■ WHAT IS BEING ASKED
Of all the lines in the records, how many hold the word "address"? Answer with the number only.

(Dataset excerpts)
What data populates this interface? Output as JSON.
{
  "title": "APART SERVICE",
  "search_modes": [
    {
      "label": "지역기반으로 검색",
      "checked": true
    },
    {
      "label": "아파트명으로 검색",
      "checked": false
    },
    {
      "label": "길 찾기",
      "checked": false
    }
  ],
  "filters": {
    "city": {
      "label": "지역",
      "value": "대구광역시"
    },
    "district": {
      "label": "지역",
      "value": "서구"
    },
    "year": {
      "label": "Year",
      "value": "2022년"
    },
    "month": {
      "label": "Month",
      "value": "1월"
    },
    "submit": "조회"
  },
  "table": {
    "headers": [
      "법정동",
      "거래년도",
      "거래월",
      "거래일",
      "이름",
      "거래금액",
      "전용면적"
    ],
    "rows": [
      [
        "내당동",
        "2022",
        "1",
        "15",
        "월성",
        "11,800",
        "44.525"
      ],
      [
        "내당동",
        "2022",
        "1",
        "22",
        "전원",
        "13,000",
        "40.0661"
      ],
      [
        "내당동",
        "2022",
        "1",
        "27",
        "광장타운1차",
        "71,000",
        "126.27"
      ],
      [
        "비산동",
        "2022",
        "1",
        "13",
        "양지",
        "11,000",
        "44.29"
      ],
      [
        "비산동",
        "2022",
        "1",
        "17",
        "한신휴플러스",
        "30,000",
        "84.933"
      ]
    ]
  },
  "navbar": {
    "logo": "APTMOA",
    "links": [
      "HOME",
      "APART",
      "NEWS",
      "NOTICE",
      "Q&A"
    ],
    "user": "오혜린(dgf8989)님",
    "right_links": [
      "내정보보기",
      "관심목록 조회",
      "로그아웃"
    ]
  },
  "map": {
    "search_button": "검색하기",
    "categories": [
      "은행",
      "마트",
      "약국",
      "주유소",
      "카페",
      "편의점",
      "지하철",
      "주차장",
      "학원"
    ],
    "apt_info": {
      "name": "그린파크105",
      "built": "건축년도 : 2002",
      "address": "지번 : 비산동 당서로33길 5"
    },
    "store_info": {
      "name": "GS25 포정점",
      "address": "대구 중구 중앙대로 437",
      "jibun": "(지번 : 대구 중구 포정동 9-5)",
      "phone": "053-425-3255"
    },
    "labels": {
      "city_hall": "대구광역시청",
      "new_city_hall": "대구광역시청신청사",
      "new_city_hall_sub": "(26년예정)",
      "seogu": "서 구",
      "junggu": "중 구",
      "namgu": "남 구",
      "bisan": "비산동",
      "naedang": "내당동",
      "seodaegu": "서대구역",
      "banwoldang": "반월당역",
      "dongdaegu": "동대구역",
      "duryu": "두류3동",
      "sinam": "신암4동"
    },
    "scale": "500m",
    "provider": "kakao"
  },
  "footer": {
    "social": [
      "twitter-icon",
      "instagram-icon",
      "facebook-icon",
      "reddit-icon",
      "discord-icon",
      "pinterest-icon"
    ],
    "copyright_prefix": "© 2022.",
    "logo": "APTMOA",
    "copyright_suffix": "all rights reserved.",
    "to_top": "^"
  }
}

■ TASK ANSWER
2